Entries with figure data:

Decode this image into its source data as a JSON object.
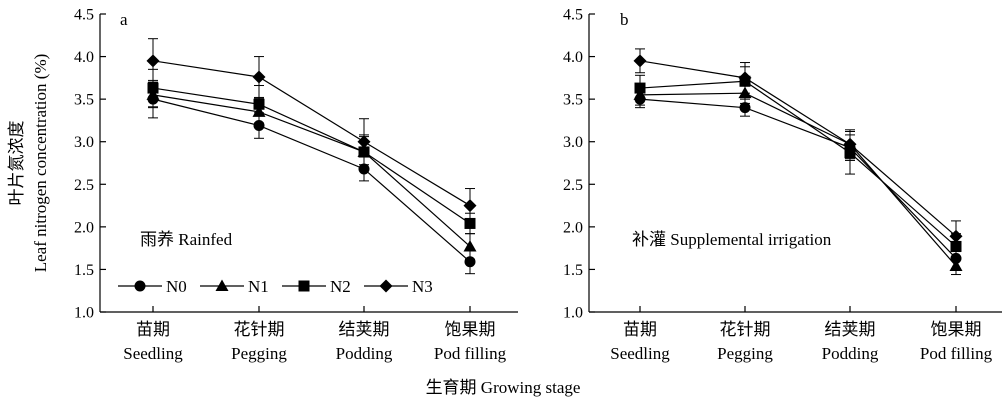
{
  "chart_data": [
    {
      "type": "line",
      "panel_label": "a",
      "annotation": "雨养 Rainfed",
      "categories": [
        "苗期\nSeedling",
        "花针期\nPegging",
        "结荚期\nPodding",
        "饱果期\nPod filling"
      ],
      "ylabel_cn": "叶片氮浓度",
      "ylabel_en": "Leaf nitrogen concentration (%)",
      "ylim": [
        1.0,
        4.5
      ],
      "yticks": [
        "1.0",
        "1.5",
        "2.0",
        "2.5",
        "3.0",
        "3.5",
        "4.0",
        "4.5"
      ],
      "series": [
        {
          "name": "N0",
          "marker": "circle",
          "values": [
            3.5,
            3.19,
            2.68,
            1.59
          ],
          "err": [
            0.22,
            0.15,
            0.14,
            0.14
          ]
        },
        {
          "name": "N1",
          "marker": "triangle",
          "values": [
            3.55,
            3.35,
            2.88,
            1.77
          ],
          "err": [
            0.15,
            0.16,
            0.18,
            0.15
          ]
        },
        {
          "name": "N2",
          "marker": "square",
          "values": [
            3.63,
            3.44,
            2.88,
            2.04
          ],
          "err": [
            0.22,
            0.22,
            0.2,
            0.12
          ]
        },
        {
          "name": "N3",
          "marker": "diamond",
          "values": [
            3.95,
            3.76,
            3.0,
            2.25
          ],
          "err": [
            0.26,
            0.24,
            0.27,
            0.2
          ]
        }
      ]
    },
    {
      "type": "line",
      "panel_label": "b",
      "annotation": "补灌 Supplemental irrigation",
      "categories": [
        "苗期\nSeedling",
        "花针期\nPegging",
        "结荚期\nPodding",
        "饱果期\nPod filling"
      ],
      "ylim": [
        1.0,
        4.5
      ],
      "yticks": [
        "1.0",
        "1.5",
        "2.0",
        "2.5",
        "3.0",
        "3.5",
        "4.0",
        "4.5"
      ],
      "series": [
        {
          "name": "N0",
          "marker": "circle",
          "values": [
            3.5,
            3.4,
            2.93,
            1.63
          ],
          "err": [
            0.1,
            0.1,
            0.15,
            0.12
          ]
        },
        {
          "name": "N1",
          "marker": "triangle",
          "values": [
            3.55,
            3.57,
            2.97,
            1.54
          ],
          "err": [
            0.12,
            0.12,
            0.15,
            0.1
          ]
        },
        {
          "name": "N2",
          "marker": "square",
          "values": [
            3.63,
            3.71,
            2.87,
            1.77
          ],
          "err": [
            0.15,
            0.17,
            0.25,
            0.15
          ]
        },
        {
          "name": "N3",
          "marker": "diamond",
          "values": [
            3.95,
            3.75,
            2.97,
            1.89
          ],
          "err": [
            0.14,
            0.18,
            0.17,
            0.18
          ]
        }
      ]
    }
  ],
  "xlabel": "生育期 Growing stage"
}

==

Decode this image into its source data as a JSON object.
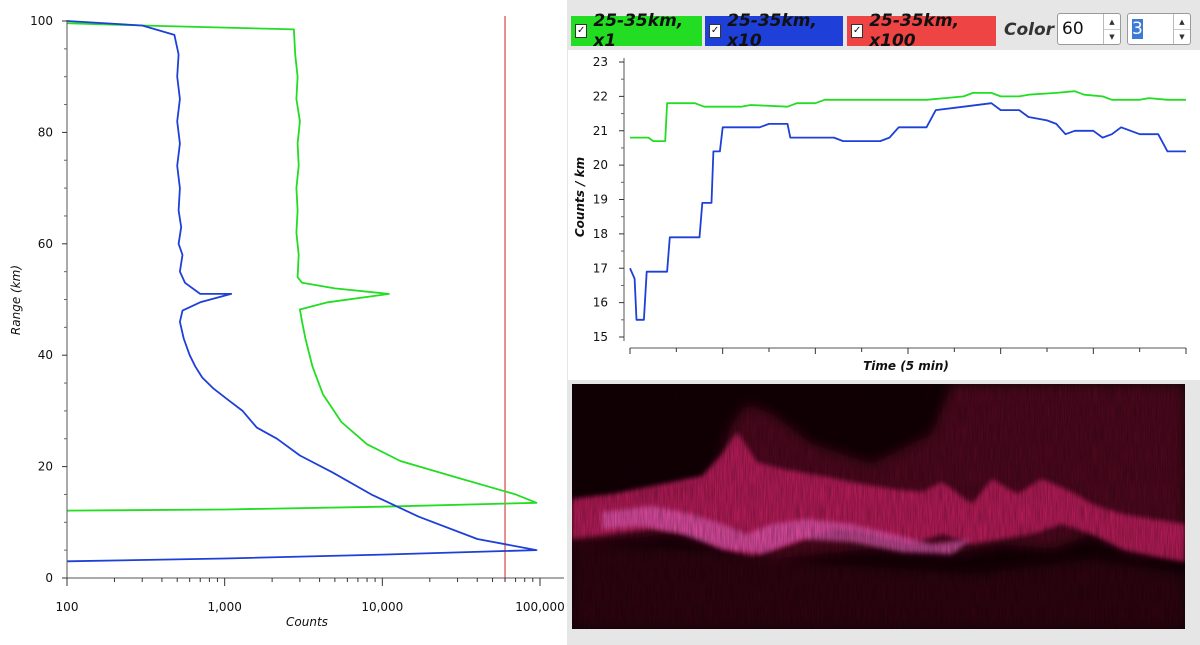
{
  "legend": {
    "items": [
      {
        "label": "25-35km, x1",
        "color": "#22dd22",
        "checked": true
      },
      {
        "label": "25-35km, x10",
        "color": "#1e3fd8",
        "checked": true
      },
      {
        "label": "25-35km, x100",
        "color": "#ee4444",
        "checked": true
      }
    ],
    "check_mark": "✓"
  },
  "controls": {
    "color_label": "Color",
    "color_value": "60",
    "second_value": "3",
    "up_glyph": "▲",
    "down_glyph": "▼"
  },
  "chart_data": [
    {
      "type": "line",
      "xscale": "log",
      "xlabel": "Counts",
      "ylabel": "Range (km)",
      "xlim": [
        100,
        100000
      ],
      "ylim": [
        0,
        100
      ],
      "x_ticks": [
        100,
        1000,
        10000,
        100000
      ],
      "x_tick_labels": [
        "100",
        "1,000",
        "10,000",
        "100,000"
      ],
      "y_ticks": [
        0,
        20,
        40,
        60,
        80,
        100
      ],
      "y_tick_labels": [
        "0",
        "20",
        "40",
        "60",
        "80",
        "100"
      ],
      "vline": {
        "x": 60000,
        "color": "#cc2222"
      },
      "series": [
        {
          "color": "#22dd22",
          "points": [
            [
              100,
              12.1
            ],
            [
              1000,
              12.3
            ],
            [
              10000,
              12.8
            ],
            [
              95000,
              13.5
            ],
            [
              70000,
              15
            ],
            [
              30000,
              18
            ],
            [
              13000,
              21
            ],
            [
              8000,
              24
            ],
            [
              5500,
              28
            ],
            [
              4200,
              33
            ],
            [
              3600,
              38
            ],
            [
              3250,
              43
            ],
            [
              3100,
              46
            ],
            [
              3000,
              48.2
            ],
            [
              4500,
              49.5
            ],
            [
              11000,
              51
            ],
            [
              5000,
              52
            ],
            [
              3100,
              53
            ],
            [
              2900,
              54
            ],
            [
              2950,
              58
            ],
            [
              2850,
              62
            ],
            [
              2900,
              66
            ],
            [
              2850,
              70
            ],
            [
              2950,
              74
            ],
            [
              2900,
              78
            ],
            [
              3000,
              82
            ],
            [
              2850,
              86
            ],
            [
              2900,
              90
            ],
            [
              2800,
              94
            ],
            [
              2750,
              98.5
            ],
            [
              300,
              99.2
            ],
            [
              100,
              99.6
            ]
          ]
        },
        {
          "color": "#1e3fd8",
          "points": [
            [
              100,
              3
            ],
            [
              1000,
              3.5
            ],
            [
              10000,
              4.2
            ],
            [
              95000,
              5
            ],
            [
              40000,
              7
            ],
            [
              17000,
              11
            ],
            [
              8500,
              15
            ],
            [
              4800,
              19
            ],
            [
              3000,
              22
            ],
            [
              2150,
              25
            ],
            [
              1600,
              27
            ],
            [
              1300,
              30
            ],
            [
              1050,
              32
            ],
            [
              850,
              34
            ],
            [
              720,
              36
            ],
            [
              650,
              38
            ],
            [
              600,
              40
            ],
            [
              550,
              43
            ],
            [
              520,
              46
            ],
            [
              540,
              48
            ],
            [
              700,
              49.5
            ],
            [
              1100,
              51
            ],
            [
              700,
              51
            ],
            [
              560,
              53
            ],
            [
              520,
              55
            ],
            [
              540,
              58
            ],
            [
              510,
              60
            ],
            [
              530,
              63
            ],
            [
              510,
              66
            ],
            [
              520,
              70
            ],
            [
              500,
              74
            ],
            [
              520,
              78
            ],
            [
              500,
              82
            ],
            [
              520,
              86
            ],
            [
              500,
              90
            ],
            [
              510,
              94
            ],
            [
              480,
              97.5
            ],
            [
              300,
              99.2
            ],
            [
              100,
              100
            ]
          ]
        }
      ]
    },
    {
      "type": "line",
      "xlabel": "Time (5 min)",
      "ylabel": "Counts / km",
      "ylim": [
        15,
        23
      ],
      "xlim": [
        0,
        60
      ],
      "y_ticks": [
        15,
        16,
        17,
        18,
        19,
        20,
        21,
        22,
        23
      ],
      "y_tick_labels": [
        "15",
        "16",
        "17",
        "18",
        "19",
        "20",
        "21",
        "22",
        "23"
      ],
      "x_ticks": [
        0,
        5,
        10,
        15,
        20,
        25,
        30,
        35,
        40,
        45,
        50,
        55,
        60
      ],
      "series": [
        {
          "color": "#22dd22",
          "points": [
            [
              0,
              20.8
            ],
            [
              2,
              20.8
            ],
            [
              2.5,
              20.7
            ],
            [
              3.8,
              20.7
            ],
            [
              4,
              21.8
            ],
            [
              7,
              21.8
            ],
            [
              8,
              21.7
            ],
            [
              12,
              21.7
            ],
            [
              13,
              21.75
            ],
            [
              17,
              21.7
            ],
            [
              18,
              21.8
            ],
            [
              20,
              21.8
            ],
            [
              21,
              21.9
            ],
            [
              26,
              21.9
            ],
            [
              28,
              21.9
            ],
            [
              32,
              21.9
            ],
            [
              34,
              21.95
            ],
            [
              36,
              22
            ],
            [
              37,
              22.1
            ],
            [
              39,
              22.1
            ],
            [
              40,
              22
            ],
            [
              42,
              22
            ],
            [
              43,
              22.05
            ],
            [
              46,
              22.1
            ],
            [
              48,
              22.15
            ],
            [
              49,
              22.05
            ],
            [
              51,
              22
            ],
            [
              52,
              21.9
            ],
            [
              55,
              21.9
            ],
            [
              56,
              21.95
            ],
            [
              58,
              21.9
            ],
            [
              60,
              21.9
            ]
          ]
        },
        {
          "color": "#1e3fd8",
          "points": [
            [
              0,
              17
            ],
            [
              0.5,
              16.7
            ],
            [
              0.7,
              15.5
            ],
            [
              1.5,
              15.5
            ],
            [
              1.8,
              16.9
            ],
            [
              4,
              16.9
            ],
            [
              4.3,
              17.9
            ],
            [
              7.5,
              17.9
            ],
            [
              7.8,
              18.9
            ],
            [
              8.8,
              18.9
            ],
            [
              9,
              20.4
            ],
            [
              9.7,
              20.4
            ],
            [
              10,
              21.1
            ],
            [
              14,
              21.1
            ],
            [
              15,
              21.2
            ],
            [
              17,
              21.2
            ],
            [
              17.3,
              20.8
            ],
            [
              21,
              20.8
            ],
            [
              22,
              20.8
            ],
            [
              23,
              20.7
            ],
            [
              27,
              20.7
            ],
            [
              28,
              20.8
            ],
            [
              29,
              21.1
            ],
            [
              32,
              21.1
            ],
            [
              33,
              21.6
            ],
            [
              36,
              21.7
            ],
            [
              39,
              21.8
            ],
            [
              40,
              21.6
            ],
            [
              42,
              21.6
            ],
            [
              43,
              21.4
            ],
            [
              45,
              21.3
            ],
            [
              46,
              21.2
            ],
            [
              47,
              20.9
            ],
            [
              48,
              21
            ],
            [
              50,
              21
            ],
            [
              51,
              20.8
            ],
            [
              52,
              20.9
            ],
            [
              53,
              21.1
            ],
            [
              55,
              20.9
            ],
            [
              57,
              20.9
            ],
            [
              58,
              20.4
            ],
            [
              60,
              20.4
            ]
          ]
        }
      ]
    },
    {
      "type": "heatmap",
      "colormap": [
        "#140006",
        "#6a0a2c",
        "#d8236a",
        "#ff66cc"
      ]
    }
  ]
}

What to produce: Among the entries above, how many lines hold the string "xlabel"? Respond with nothing but the number.

Expected output: 3